### Problem description
Gather every line holding the string "niitä".
########################################
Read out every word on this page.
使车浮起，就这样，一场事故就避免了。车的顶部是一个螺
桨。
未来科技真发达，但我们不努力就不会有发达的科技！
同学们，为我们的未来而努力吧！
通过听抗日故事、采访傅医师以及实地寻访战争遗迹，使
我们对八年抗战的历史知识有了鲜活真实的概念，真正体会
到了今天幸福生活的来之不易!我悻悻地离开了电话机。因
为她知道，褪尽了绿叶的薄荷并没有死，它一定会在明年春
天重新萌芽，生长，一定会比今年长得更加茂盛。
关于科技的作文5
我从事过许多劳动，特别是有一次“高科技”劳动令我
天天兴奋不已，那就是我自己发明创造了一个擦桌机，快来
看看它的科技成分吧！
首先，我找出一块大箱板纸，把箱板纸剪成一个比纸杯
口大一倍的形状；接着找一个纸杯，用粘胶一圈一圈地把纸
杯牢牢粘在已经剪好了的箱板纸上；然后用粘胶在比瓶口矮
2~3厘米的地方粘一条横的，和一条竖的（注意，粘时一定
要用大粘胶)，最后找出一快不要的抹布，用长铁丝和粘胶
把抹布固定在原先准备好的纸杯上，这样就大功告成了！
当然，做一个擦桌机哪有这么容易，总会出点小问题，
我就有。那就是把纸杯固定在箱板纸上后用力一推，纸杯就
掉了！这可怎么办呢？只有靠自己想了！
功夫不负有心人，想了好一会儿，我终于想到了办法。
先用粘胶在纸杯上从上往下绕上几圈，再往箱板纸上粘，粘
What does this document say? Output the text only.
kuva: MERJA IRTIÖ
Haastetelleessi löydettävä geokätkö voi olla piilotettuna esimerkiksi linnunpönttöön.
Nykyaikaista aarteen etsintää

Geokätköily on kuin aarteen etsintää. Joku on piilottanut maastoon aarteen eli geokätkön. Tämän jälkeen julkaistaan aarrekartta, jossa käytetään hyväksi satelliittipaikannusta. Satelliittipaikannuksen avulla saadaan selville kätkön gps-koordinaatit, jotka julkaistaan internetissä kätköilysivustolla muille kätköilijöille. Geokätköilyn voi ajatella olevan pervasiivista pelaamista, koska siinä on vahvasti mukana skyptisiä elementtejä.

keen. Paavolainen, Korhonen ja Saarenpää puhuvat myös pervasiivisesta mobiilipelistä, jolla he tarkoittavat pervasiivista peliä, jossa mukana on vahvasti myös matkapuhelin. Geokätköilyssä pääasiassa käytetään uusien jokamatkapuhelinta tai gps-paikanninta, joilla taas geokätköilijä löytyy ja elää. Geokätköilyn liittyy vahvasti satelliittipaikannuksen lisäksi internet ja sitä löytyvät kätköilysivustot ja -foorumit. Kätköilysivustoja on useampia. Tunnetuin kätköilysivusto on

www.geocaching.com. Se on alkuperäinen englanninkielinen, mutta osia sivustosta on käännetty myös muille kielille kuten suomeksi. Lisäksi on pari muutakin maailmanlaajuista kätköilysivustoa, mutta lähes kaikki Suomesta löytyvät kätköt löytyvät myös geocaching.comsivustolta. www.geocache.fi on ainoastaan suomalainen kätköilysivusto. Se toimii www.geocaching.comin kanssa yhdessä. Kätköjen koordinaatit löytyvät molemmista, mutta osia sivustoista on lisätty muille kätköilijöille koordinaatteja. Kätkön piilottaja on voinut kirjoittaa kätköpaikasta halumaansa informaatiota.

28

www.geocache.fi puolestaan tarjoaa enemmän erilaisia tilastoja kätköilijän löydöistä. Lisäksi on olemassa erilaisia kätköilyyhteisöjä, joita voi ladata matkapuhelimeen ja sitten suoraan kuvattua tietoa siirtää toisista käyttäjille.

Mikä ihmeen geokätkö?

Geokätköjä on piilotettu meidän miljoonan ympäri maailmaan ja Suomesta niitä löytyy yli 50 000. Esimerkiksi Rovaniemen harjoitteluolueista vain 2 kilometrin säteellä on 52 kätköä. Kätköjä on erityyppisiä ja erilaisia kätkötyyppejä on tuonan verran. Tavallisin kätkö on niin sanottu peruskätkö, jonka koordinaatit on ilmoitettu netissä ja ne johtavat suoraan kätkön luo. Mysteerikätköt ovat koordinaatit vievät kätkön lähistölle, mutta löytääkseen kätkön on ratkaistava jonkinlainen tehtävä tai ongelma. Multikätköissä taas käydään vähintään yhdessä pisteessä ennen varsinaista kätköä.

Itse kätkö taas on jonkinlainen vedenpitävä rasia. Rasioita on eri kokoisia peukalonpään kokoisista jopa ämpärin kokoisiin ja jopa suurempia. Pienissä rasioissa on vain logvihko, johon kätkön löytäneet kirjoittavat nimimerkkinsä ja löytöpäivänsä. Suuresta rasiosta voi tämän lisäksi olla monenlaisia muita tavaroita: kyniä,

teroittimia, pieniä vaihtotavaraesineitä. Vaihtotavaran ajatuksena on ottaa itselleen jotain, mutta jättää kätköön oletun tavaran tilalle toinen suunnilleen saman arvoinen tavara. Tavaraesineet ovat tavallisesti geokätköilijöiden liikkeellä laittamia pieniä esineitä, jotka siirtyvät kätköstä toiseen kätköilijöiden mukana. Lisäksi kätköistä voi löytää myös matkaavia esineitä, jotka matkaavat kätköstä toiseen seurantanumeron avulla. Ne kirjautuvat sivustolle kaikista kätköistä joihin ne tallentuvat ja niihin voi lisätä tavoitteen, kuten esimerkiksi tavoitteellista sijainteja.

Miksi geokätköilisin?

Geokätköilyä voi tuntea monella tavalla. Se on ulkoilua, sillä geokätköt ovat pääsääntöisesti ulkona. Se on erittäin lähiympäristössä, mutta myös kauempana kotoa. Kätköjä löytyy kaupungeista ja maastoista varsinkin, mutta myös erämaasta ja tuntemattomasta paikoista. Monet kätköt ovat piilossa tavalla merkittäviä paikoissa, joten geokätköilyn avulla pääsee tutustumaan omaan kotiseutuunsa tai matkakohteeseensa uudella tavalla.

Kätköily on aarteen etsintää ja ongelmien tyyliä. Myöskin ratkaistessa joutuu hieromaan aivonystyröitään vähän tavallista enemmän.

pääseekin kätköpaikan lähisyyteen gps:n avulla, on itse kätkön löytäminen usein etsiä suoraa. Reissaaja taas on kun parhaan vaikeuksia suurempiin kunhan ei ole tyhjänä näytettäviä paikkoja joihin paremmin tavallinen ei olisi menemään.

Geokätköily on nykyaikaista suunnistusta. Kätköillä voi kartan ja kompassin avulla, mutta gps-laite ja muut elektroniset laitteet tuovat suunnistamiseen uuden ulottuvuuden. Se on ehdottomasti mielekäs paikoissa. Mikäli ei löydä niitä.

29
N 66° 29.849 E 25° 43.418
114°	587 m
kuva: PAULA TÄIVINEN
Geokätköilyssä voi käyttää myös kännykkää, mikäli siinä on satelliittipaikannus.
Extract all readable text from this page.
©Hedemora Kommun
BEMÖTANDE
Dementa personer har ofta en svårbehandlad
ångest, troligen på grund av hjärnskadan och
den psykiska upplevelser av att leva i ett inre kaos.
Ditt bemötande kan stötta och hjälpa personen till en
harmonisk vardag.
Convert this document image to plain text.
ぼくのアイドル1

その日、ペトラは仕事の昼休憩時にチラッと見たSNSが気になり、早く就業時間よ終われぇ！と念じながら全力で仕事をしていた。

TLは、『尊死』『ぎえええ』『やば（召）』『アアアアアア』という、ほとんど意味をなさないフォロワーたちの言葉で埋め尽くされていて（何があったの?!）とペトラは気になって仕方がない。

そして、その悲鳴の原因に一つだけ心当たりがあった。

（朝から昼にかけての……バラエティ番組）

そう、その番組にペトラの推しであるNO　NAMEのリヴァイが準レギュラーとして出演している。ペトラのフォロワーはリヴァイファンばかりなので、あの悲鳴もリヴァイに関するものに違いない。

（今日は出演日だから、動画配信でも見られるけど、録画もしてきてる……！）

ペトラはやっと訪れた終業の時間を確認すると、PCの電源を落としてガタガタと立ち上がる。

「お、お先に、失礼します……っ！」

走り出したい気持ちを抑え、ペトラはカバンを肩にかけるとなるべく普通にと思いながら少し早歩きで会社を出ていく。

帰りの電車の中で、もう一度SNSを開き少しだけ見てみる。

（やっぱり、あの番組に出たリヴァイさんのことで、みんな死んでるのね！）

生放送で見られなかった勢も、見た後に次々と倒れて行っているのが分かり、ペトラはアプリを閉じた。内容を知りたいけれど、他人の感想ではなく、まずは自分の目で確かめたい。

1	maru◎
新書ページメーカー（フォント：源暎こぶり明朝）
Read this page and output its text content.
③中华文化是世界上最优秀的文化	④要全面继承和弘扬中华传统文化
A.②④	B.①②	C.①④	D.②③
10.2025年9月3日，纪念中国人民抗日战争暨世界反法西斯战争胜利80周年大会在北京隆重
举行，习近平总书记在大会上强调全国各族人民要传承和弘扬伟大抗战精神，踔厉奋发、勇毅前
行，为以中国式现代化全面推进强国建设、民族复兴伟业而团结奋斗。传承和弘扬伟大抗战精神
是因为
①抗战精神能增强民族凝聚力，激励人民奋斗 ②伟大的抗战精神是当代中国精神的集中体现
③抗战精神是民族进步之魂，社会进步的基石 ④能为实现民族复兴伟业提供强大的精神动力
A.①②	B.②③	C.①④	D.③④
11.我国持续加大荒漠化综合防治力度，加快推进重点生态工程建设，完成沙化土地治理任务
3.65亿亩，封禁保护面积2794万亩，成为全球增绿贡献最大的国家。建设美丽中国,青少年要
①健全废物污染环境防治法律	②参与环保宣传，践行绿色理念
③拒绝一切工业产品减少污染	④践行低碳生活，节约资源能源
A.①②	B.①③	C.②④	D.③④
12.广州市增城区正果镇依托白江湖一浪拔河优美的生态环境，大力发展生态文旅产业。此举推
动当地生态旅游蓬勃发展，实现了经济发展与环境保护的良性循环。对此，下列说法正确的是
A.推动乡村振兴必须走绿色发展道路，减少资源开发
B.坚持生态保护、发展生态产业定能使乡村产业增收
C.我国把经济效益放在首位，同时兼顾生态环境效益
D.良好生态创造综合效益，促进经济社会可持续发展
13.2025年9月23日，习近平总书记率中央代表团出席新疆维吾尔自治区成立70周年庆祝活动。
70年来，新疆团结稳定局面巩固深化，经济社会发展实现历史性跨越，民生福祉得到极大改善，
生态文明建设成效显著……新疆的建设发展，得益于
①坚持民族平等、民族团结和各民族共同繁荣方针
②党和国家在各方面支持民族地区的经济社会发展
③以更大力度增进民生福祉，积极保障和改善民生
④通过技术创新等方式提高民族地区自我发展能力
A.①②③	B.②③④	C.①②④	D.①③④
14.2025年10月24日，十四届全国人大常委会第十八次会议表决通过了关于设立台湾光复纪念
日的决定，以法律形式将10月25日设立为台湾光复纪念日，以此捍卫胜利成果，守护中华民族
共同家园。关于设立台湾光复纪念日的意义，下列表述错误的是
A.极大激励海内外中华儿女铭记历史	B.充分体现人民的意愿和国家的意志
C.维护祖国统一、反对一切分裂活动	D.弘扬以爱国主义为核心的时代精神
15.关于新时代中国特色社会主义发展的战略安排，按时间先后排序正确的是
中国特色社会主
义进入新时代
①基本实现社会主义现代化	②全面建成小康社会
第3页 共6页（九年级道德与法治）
########################################
### Full output
Geokätköjä on piilotettu meidän miljoonan ympäri maailmaan ja Suomesta niitä löytyy yli 50 000. Esimerkiksi Rovaniemen harjoitteluolueista vain 2 kilometrin säteellä on 52 kätköä. Kätköjä on erityyppisiä ja erilaisia kätkötyyppejä on tuonan verran. Tavallisin kätkö on niin sanottu peruskätkö, jonka koordinaatit on ilmoitettu netissä ja ne johtavat suoraan kätkön luo. Mysteerikätköt ovat koordinaatit vievät kätkön lähistölle, mutta löytääkseen kätkön on ratkaistava jonkinlainen tehtävä tai ongelma. Multikätköissä taas käydään vähintään yhdessä pisteessä ennen varsinaista kätköä.
Geokätköily on nykyaikaista suunnistusta. Kätköillä voi kartan ja kompassin avulla, mutta gps-laite ja muut elektroniset laitteet tuovat suunnistamiseen uuden ulottuvuuden. Se on ehdottomasti mielekäs paikoissa. Mikäli ei löydä niitä.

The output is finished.